Repeat the whole listing exactly.

++++ Stored records ++++

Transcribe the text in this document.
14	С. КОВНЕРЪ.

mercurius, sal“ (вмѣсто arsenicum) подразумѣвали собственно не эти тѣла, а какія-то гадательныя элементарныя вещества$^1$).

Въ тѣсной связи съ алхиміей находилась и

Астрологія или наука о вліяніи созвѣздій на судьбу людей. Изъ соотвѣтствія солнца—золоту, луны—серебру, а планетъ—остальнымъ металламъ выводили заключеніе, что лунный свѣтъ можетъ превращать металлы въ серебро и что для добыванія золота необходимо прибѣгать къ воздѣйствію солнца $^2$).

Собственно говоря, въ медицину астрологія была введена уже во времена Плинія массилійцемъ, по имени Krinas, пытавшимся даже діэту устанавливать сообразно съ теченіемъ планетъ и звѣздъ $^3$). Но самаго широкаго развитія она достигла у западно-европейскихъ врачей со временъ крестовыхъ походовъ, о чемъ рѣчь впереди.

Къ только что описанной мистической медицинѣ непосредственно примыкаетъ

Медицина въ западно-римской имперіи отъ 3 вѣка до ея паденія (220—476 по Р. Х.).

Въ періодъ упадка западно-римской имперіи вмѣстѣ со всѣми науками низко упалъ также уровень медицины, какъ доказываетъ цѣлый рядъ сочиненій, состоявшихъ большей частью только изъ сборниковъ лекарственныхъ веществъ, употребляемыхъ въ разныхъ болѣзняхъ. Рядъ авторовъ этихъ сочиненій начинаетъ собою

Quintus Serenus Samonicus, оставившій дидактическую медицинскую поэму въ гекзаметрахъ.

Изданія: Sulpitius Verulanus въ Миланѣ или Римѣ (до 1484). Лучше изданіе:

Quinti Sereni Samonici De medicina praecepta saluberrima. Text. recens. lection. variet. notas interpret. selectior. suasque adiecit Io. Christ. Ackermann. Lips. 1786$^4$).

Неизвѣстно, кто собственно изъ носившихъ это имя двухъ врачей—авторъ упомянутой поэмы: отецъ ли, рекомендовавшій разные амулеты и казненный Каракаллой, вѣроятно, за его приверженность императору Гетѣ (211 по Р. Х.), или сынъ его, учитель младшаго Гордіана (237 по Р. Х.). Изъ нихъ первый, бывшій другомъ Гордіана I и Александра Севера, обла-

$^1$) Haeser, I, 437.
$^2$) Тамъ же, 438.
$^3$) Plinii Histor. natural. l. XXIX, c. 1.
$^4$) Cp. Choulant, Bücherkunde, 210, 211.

++++

Exercise answer:
Transcribe the text in this document.
14	С. КОВНЕРЪ.

mercurius, sal“ (вмѣсто arsenicum) подразумѣвали собственно не эти тѣла, а какія-то гадательныя элементарныя вещества$^1$).

Въ тѣсной связи съ алхиміей находилась и

Астрологія или наука о вліяніи созвѣздій на судьбу людей. Изъ соотвѣтствія солнца—золоту, луны—серебру, а планетъ—остальнымъ металламъ выводили заключеніе, что лунный свѣтъ можетъ превращать металлы въ серебро и что для добыванія золота необходимо прибѣгать къ воздѣйствію солнца $^2$).

Собственно говоря, въ медицину астрологія была введена уже во времена Плинія массилійцемъ, по имени Krinas, пытавшимся даже діэту устанавливать сообразно съ теченіемъ планетъ и звѣздъ $^3$). Но самаго широкаго развитія она достигла у западно-европейскихъ врачей со временъ крестовыхъ походовъ, о чемъ рѣчь впереди.

Къ только что описанной мистической медицинѣ непосредственно примыкаетъ

Медицина въ западно-римской имперіи отъ 3 вѣка до ея паденія (220—476 по Р. Х.).

Въ періодъ упадка западно-римской имперіи вмѣстѣ со всѣми науками низко упалъ также уровень медицины, какъ доказываетъ цѣлый рядъ сочиненій, состоявшихъ большей частью только изъ сборниковъ лекарственныхъ веществъ, употребляемыхъ въ разныхъ болѣзняхъ. Рядъ авторовъ этихъ сочиненій начинаетъ собою

Quintus Serenus Samonicus, оставившій дидактическую медицинскую поэму въ гекзаметрахъ.

Изданія: Sulpitius Verulanus въ Миланѣ или Римѣ (до 1484). Лучше изданіе:

Quinti Sereni Samonici De medicina praecepta saluberrima. Text. recens. lection. variet. notas interpret. selectior. suasque adiecit Io. Christ. Ackermann. Lips. 1786$^4$).

Неизвѣстно, кто собственно изъ носившихъ это имя двухъ врачей—авторъ упомянутой поэмы: отецъ ли, рекомендовавшій разные амулеты и казненный Каракаллой, вѣроятно, за его приверженность императору Гетѣ (211 по Р. Х.), или сынъ его, учитель младшаго Гордіана (237 по Р. Х.). Изъ нихъ первый, бывшій другомъ Гордіана I и Александра Севера, обла-

$^1$) Haeser, I, 437.
$^2$) Тамъ же, 438.
$^3$) Plinii Histor. natural. l. XXIX, c. 1.
$^4$) Cp. Choulant, Bücherkunde, 210, 211.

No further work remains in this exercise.